Exercise objective: Lines containing the string "IdeaProjects" are to be counted. Write only how many there are.

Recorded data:
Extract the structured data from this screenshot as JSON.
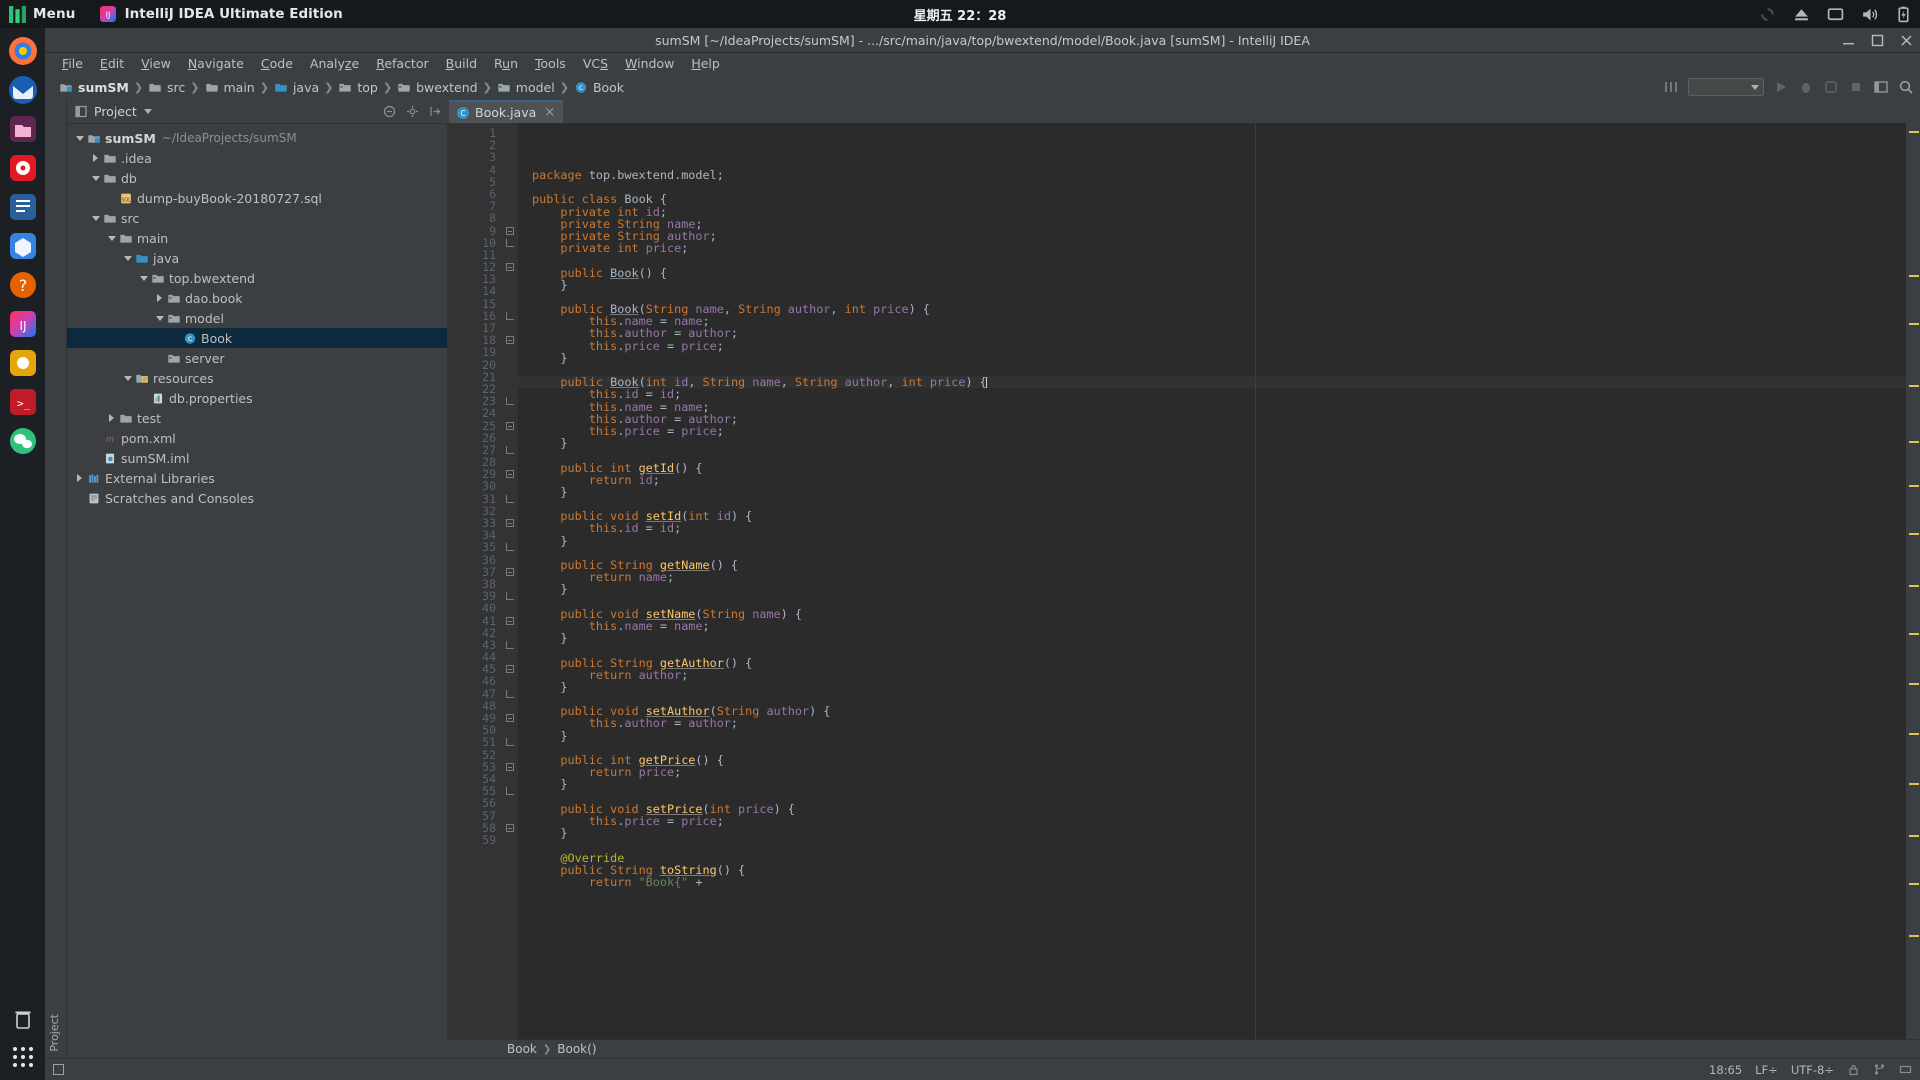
{
  "os": {
    "menu_label": "Menu",
    "app_name": "IntelliJ IDEA Ultimate Edition",
    "clock": "星期五 22：28",
    "tray": [
      "sync-icon",
      "eject-icon",
      "display-icon",
      "volume-icon",
      "battery-icon"
    ]
  },
  "dock": {
    "items": [
      "firefox-icon",
      "thunderbird-icon",
      "files-icon",
      "rhythmbox-icon",
      "libreoffice-writer-icon",
      "ubuntu-software-icon",
      "help-icon",
      "intellij-idea-icon",
      "photos-icon",
      "terminal-icon",
      "wechat-icon"
    ],
    "apps_label": "show-applications-icon",
    "trash_label": "trash-icon"
  },
  "window": {
    "title": "sumSM [~/IdeaProjects/sumSM] - .../src/main/java/top/bwextend/model/Book.java [sumSM] - IntelliJ IDEA",
    "minimize": "minimize-icon",
    "maximize": "maximize-icon",
    "close": "close-icon"
  },
  "menubar": [
    {
      "label": "File",
      "mnemonic": "F"
    },
    {
      "label": "Edit",
      "mnemonic": "E"
    },
    {
      "label": "View",
      "mnemonic": "V"
    },
    {
      "label": "Navigate",
      "mnemonic": "N"
    },
    {
      "label": "Code",
      "mnemonic": "C"
    },
    {
      "label": "Analyze",
      "mnemonic": "z"
    },
    {
      "label": "Refactor",
      "mnemonic": "R"
    },
    {
      "label": "Build",
      "mnemonic": "B"
    },
    {
      "label": "Run",
      "mnemonic": "u"
    },
    {
      "label": "Tools",
      "mnemonic": "T"
    },
    {
      "label": "VCS",
      "mnemonic": "S"
    },
    {
      "label": "Window",
      "mnemonic": "W"
    },
    {
      "label": "Help",
      "mnemonic": "H"
    }
  ],
  "navbar": {
    "crumbs": [
      {
        "label": "sumSM",
        "icon": "module-icon",
        "bold": true
      },
      {
        "label": "src",
        "icon": "folder-icon",
        "bold": false
      },
      {
        "label": "main",
        "icon": "folder-icon",
        "bold": false
      },
      {
        "label": "java",
        "icon": "source-folder-icon",
        "bold": false
      },
      {
        "label": "top",
        "icon": "package-icon",
        "bold": false
      },
      {
        "label": "bwextend",
        "icon": "package-icon",
        "bold": false
      },
      {
        "label": "model",
        "icon": "package-icon",
        "bold": false
      },
      {
        "label": "Book",
        "icon": "class-icon",
        "bold": false
      }
    ],
    "run_config_placeholder": "",
    "icons": [
      "vcs-update-icon",
      "run-icon",
      "debug-icon",
      "coverage-icon",
      "stop-icon",
      "layout-icon",
      "search-icon"
    ]
  },
  "project_panel": {
    "header_title": "Project",
    "header_icons": [
      "collapse-all-icon",
      "settings-icon",
      "hide-icon"
    ],
    "tree": [
      {
        "depth": 0,
        "arrow": "down",
        "icon": "module-icon",
        "label": "sumSM",
        "bold": true,
        "sub": "~/IdeaProjects/sumSM",
        "selected": false
      },
      {
        "depth": 1,
        "arrow": "right",
        "icon": "folder-icon",
        "label": ".idea",
        "bold": false,
        "sub": "",
        "selected": false
      },
      {
        "depth": 1,
        "arrow": "down",
        "icon": "folder-icon",
        "label": "db",
        "bold": false,
        "sub": "",
        "selected": false
      },
      {
        "depth": 2,
        "arrow": "none",
        "icon": "sql-file-icon",
        "label": "dump-buyBook-20180727.sql",
        "bold": false,
        "sub": "",
        "selected": false
      },
      {
        "depth": 1,
        "arrow": "down",
        "icon": "folder-icon",
        "label": "src",
        "bold": false,
        "sub": "",
        "selected": false
      },
      {
        "depth": 2,
        "arrow": "down",
        "icon": "folder-icon",
        "label": "main",
        "bold": false,
        "sub": "",
        "selected": false
      },
      {
        "depth": 3,
        "arrow": "down",
        "icon": "source-folder-icon",
        "label": "java",
        "bold": false,
        "sub": "",
        "selected": false
      },
      {
        "depth": 4,
        "arrow": "down",
        "icon": "package-icon",
        "label": "top.bwextend",
        "bold": false,
        "sub": "",
        "selected": false
      },
      {
        "depth": 5,
        "arrow": "right",
        "icon": "package-icon",
        "label": "dao.book",
        "bold": false,
        "sub": "",
        "selected": false
      },
      {
        "depth": 5,
        "arrow": "down",
        "icon": "package-icon",
        "label": "model",
        "bold": false,
        "sub": "",
        "selected": false
      },
      {
        "depth": 6,
        "arrow": "none",
        "icon": "class-icon",
        "label": "Book",
        "bold": false,
        "sub": "",
        "selected": true
      },
      {
        "depth": 5,
        "arrow": "none",
        "icon": "package-icon",
        "label": "server",
        "bold": false,
        "sub": "",
        "selected": false
      },
      {
        "depth": 3,
        "arrow": "down",
        "icon": "resources-folder-icon",
        "label": "resources",
        "bold": false,
        "sub": "",
        "selected": false
      },
      {
        "depth": 4,
        "arrow": "none",
        "icon": "properties-file-icon",
        "label": "db.properties",
        "bold": false,
        "sub": "",
        "selected": false
      },
      {
        "depth": 2,
        "arrow": "right",
        "icon": "folder-icon",
        "label": "test",
        "bold": false,
        "sub": "",
        "selected": false
      },
      {
        "depth": 1,
        "arrow": "none",
        "icon": "maven-icon",
        "label": "pom.xml",
        "bold": false,
        "sub": "",
        "selected": false
      },
      {
        "depth": 1,
        "arrow": "none",
        "icon": "iml-file-icon",
        "label": "sumSM.iml",
        "bold": false,
        "sub": "",
        "selected": false
      },
      {
        "depth": 0,
        "arrow": "right",
        "icon": "libraries-icon",
        "label": "External Libraries",
        "bold": false,
        "sub": "",
        "selected": false
      },
      {
        "depth": 0,
        "arrow": "none",
        "icon": "scratches-icon",
        "label": "Scratches and Consoles",
        "bold": false,
        "sub": "",
        "selected": false
      }
    ]
  },
  "left_strip": {
    "label": "Project"
  },
  "editor": {
    "tab": {
      "label": "Book.java",
      "icon": "java-class-icon",
      "close": "×"
    },
    "first_line": 1,
    "lines": [
      {
        "n": 1,
        "fold": "",
        "text": "package top.bwextend.model;"
      },
      {
        "n": 2,
        "fold": "",
        "text": ""
      },
      {
        "n": 3,
        "fold": "",
        "text": "public class Book {"
      },
      {
        "n": 4,
        "fold": "",
        "text": "    private int id;"
      },
      {
        "n": 5,
        "fold": "",
        "text": "    private String name;"
      },
      {
        "n": 6,
        "fold": "",
        "text": "    private String author;"
      },
      {
        "n": 7,
        "fold": "",
        "text": "    private int price;"
      },
      {
        "n": 8,
        "fold": "",
        "text": ""
      },
      {
        "n": 9,
        "fold": "open",
        "text": "    public Book() {"
      },
      {
        "n": 10,
        "fold": "end",
        "text": "    }"
      },
      {
        "n": 11,
        "fold": "",
        "text": ""
      },
      {
        "n": 12,
        "fold": "open",
        "text": "    public Book(String name, String author, int price) {"
      },
      {
        "n": 13,
        "fold": "",
        "text": "        this.name = name;"
      },
      {
        "n": 14,
        "fold": "",
        "text": "        this.author = author;"
      },
      {
        "n": 15,
        "fold": "",
        "text": "        this.price = price;"
      },
      {
        "n": 16,
        "fold": "end",
        "text": "    }"
      },
      {
        "n": 17,
        "fold": "",
        "text": ""
      },
      {
        "n": 18,
        "fold": "open",
        "text": "    public Book(int id, String name, String author, int price) {"
      },
      {
        "n": 19,
        "fold": "",
        "text": "        this.id = id;"
      },
      {
        "n": 20,
        "fold": "",
        "text": "        this.name = name;"
      },
      {
        "n": 21,
        "fold": "",
        "text": "        this.author = author;"
      },
      {
        "n": 22,
        "fold": "",
        "text": "        this.price = price;"
      },
      {
        "n": 23,
        "fold": "end",
        "text": "    }"
      },
      {
        "n": 24,
        "fold": "",
        "text": ""
      },
      {
        "n": 25,
        "fold": "open",
        "text": "    public int getId() {"
      },
      {
        "n": 26,
        "fold": "",
        "text": "        return id;"
      },
      {
        "n": 27,
        "fold": "end",
        "text": "    }"
      },
      {
        "n": 28,
        "fold": "",
        "text": ""
      },
      {
        "n": 29,
        "fold": "open",
        "text": "    public void setId(int id) {"
      },
      {
        "n": 30,
        "fold": "",
        "text": "        this.id = id;"
      },
      {
        "n": 31,
        "fold": "end",
        "text": "    }"
      },
      {
        "n": 32,
        "fold": "",
        "text": ""
      },
      {
        "n": 33,
        "fold": "open",
        "text": "    public String getName() {"
      },
      {
        "n": 34,
        "fold": "",
        "text": "        return name;"
      },
      {
        "n": 35,
        "fold": "end",
        "text": "    }"
      },
      {
        "n": 36,
        "fold": "",
        "text": ""
      },
      {
        "n": 37,
        "fold": "open",
        "text": "    public void setName(String name) {"
      },
      {
        "n": 38,
        "fold": "",
        "text": "        this.name = name;"
      },
      {
        "n": 39,
        "fold": "end",
        "text": "    }"
      },
      {
        "n": 40,
        "fold": "",
        "text": ""
      },
      {
        "n": 41,
        "fold": "open",
        "text": "    public String getAuthor() {"
      },
      {
        "n": 42,
        "fold": "",
        "text": "        return author;"
      },
      {
        "n": 43,
        "fold": "end",
        "text": "    }"
      },
      {
        "n": 44,
        "fold": "",
        "text": ""
      },
      {
        "n": 45,
        "fold": "open",
        "text": "    public void setAuthor(String author) {"
      },
      {
        "n": 46,
        "fold": "",
        "text": "        this.author = author;"
      },
      {
        "n": 47,
        "fold": "end",
        "text": "    }"
      },
      {
        "n": 48,
        "fold": "",
        "text": ""
      },
      {
        "n": 49,
        "fold": "open",
        "text": "    public int getPrice() {"
      },
      {
        "n": 50,
        "fold": "",
        "text": "        return price;"
      },
      {
        "n": 51,
        "fold": "end",
        "text": "    }"
      },
      {
        "n": 52,
        "fold": "",
        "text": ""
      },
      {
        "n": 53,
        "fold": "open",
        "text": "    public void setPrice(int price) {"
      },
      {
        "n": 54,
        "fold": "",
        "text": "        this.price = price;"
      },
      {
        "n": 55,
        "fold": "end",
        "text": "    }"
      },
      {
        "n": 56,
        "fold": "",
        "text": ""
      },
      {
        "n": 57,
        "fold": "",
        "text": "    @Override"
      },
      {
        "n": 58,
        "fold": "open",
        "text": "    public String toString() {"
      },
      {
        "n": 59,
        "fold": "",
        "text": "        return \"Book{\" +"
      }
    ],
    "highlighted_line": 18,
    "breadcrumb": [
      "Book",
      "Book()"
    ]
  },
  "statusbar": {
    "caret": "18:65",
    "line_separator": "LF÷",
    "encoding": "UTF-8÷",
    "icons": [
      "lock-icon",
      "git-branch-icon",
      "memory-icon"
    ]
  }
}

Task answer: 2